[Dataset records]
◇ ◇ ◇ ◇

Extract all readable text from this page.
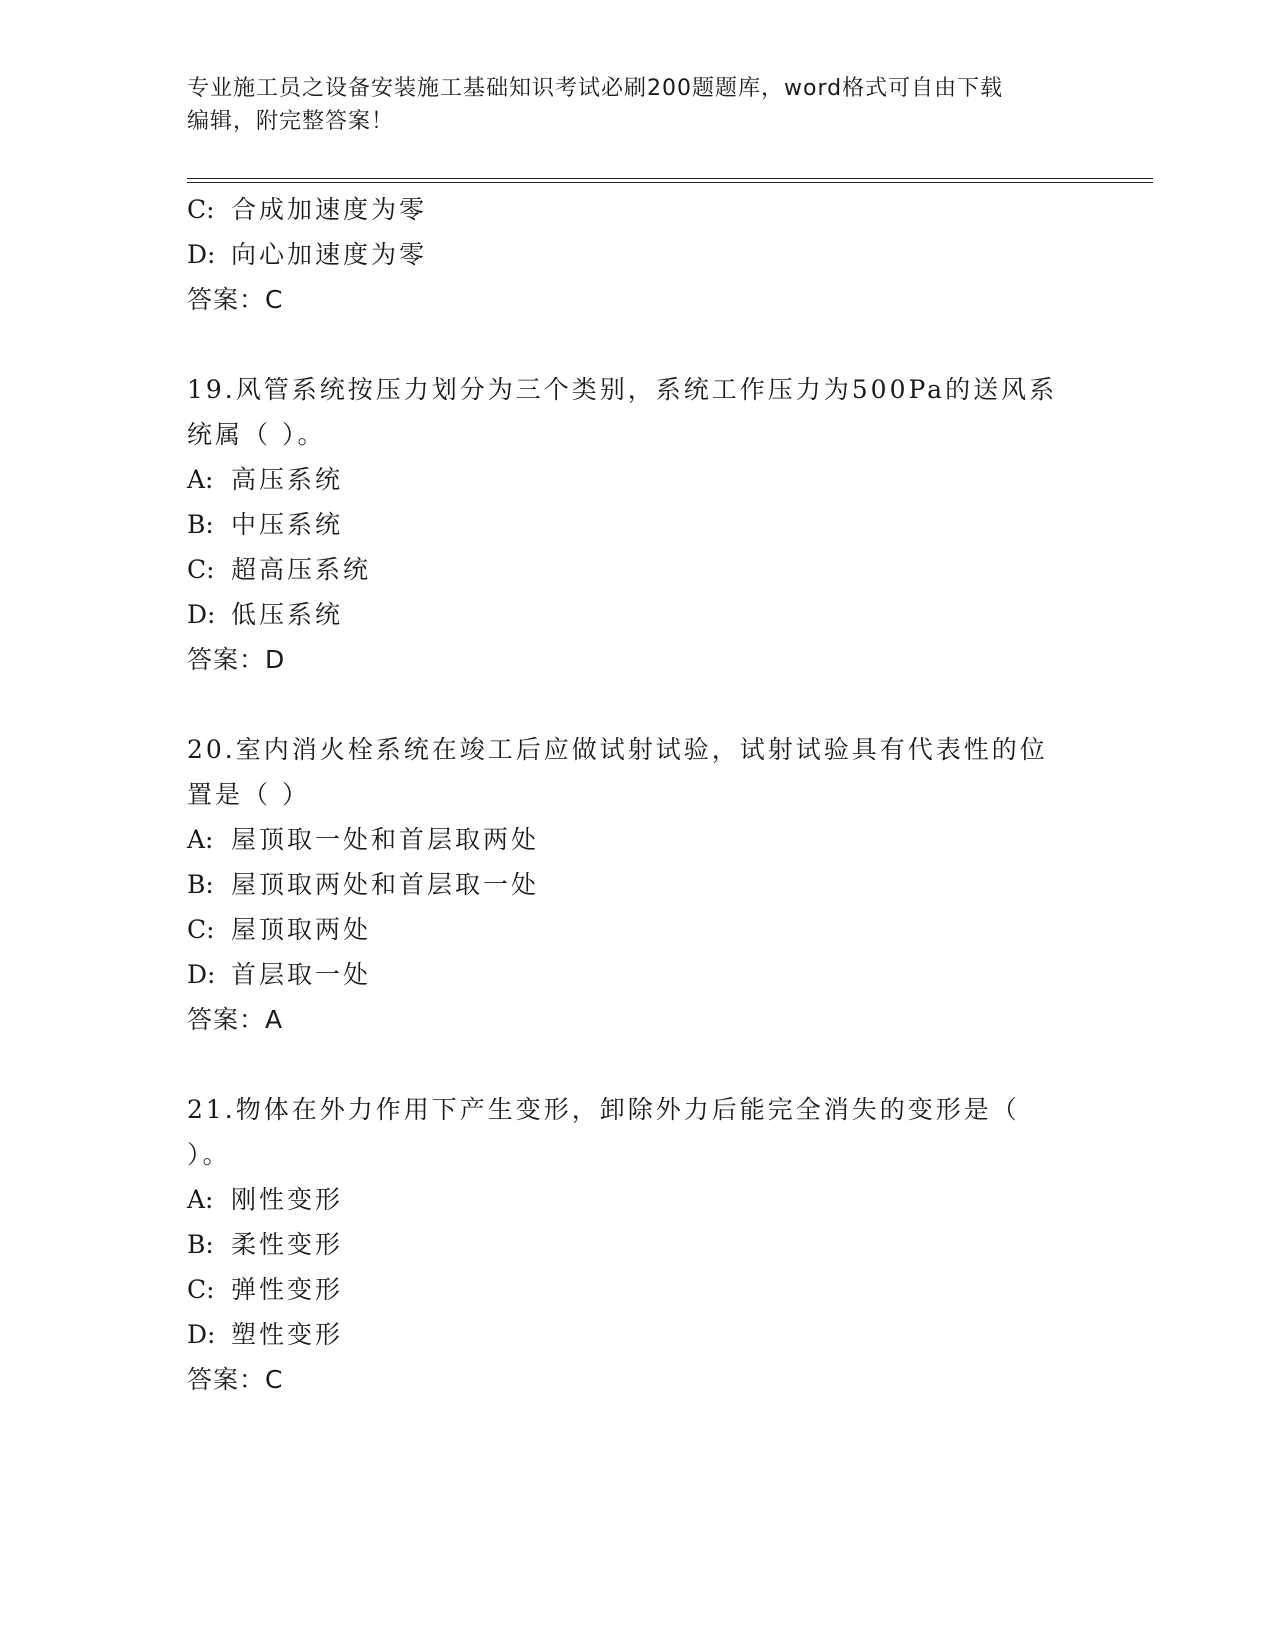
专业施工员之设备安装施工基础知识考试必刷200题题库，word格式可自由下载
编辑，附完整答案！
C: 合成加速度为零
D: 向心加速度为零
答案：C
19.风管系统按压力划分为三个类别，系统工作压力为500Pa的送风系
统属（ ）。
A: 高压系统
B: 中压系统
C: 超高压系统
D: 低压系统
答案：D
20.室内消火栓系统在竣工后应做试射试验，试射试验具有代表性的位
置是（ ）
A: 屋顶取一处和首层取两处
B: 屋顶取两处和首层取一处
C: 屋顶取两处
D: 首层取一处
答案：A
21.物体在外力作用下产生变形，卸除外力后能完全消失的变形是（
）。
A: 刚性变形
B: 柔性变形
C: 弹性变形
D: 塑性变形
答案：C
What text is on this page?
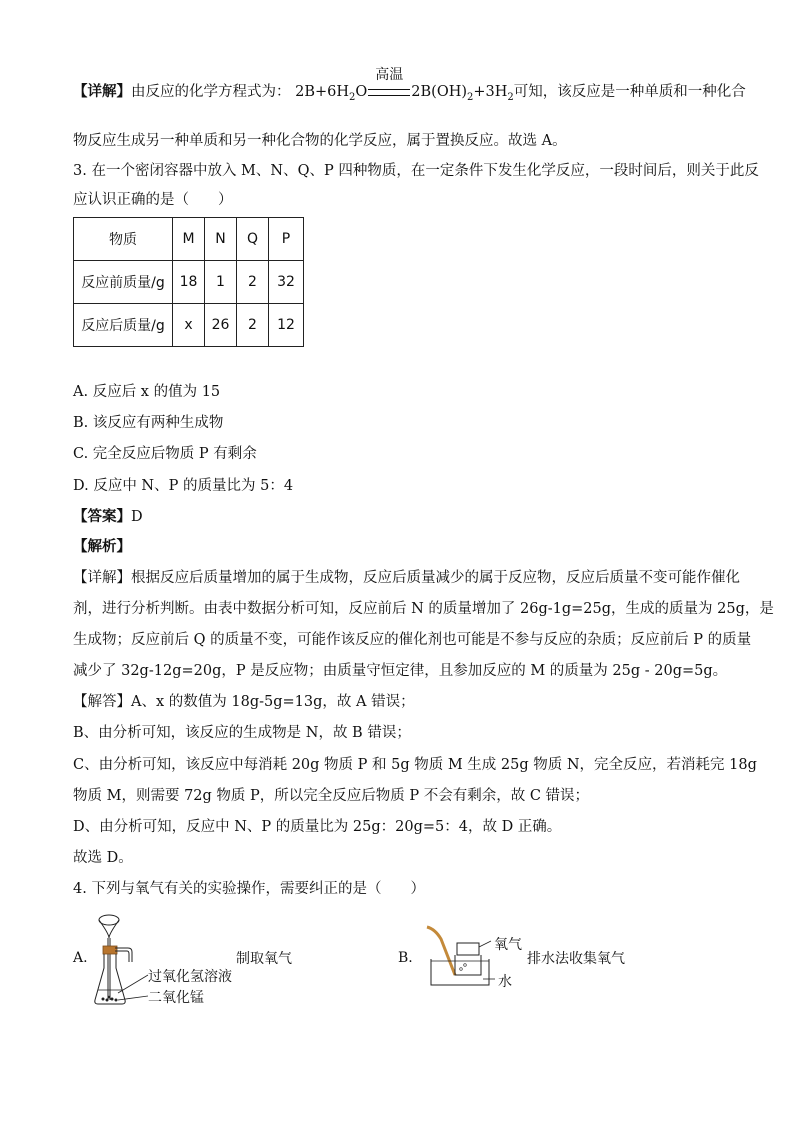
【详解】由反应的化学方程式为： $2B+6H_2O$
高温
$2B(OH)_2+3H_2$可知，该反应是一种单质和一种化合
物反应生成另一种单质和另一种化合物的化学反应，属于置换反应。故选 A。
3. 在一个密闭容器中放入 M、N、Q、P 四种物质，在一定条件下发生化学反应，一段时间后，则关于此反
应认识正确的是（　　）
物质	M	N	Q	P
反应前质量/g	18	1	2	32
反应后质量/g	x	26	2	12
A. 反应后 x 的值为 15
B. 该反应有两种生成物
C. 完全反应后物质 P 有剩余
D. 反应中 N、P 的质量比为 5：4
【答案】D
【解析】
【详解】根据反应后质量增加的属于生成物，反应后质量减少的属于反应物，反应后质量不变可能作催化
剂，进行分析判断。由表中数据分析可知，反应前后 N 的质量增加了 26g-1g=25g，生成的质量为 25g，是
生成物；反应前后 Q 的质量不变，可能作该反应的催化剂也可能是不参与反应的杂质；反应前后 P 的质量
减少了 32g-12g=20g，P 是反应物；由质量守恒定律，且参加反应的 M 的质量为 25g - 20g=5g。
【解答】A、x 的数值为 18g-5g=13g，故 A 错误；
B、由分析可知，该反应的生成物是 N，故 B 错误；
C、由分析可知，该反应中每消耗 20g 物质 P 和 5g 物质 M 生成 25g 物质 N，完全反应，若消耗完 18g
物质 M，则需要 72g 物质 P，所以完全反应后物质 P 不会有剩余，故 C 错误；
D、由分析可知，反应中 N、P 的质量比为 25g：20g=5：4，故 D 正确。
故选 D。
4. 下列与氧气有关的实验操作，需要纠正的是（　　）
A.
过氧化氢溶液
二氧化锰
制取氧气	B.
氧气
水
排水法收集氧气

◇ ◇ ◇ ◇

### PROBLEM STATEMENT
Skip the pictures and transcribe the rest of the records exactly.

### TASK OUTPUT
Extract all readable text from this page.
专业施工员之设备安装施工基础知识考试必刷200题题库，word格式可自由下载
编辑，附完整答案！
C: 合成加速度为零
D: 向心加速度为零
答案：C
19.风管系统按压力划分为三个类别，系统工作压力为500Pa的送风系
统属（ ）。
A: 高压系统
B: 中压系统
C: 超高压系统
D: 低压系统
答案：D
20.室内消火栓系统在竣工后应做试射试验，试射试验具有代表性的位
置是（ ）
A: 屋顶取一处和首层取两处
B: 屋顶取两处和首层取一处
C: 屋顶取两处
D: 首层取一处
答案：A
21.物体在外力作用下产生变形，卸除外力后能完全消失的变形是（
）。
A: 刚性变形
B: 柔性变形
C: 弹性变形
D: 塑性变形
答案：C
What text is on this page?
【详解】由反应的化学方程式为： $2B+6H_2O$
高温
$2B(OH)_2+3H_2$可知，该反应是一种单质和一种化合
物反应生成另一种单质和另一种化合物的化学反应，属于置换反应。故选 A。
3. 在一个密闭容器中放入 M、N、Q、P 四种物质，在一定条件下发生化学反应，一段时间后，则关于此反
应认识正确的是（　　）
物质	M	N	Q	P
反应前质量/g	18	1	2	32
反应后质量/g	x	26	2	12
A. 反应后 x 的值为 15
B. 该反应有两种生成物
C. 完全反应后物质 P 有剩余
D. 反应中 N、P 的质量比为 5：4
【答案】D
【解析】
【详解】根据反应后质量增加的属于生成物，反应后质量减少的属于反应物，反应后质量不变可能作催化
剂，进行分析判断。由表中数据分析可知，反应前后 N 的质量增加了 26g-1g=25g，生成的质量为 25g，是
生成物；反应前后 Q 的质量不变，可能作该反应的催化剂也可能是不参与反应的杂质；反应前后 P 的质量
减少了 32g-12g=20g，P 是反应物；由质量守恒定律，且参加反应的 M 的质量为 25g - 20g=5g。
【解答】A、x 的数值为 18g-5g=13g，故 A 错误；
B、由分析可知，该反应的生成物是 N，故 B 错误；
C、由分析可知，该反应中每消耗 20g 物质 P 和 5g 物质 M 生成 25g 物质 N，完全反应，若消耗完 18g
物质 M，则需要 72g 物质 P，所以完全反应后物质 P 不会有剩余，故 C 错误；
D、由分析可知，反应中 N、P 的质量比为 25g：20g=5：4，故 D 正确。
故选 D。
4. 下列与氧气有关的实验操作，需要纠正的是（　　）
A.
过氧化氢溶液
二氧化锰
制取氧气	B.
氧气
水
排水法收集氧气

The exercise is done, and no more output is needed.